** Start RECORDED DATA **
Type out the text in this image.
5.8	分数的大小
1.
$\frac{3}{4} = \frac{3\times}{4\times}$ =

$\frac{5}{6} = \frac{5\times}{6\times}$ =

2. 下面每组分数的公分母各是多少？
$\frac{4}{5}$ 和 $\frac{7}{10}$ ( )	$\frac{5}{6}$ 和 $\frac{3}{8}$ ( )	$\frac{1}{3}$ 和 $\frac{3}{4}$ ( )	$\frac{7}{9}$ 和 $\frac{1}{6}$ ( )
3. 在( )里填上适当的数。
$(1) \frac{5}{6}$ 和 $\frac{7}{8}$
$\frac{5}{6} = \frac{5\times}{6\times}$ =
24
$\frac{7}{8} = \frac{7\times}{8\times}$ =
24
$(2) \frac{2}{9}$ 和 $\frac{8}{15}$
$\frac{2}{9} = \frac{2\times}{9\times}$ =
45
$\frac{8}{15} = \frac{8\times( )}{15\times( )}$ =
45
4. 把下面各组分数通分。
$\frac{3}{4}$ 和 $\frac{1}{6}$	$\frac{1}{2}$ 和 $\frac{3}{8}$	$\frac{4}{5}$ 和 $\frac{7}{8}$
** End RECORDED DATA **
# PROBLEM
How many of these lines contain "times"? Write only the number.

# FULL OUTPUT
6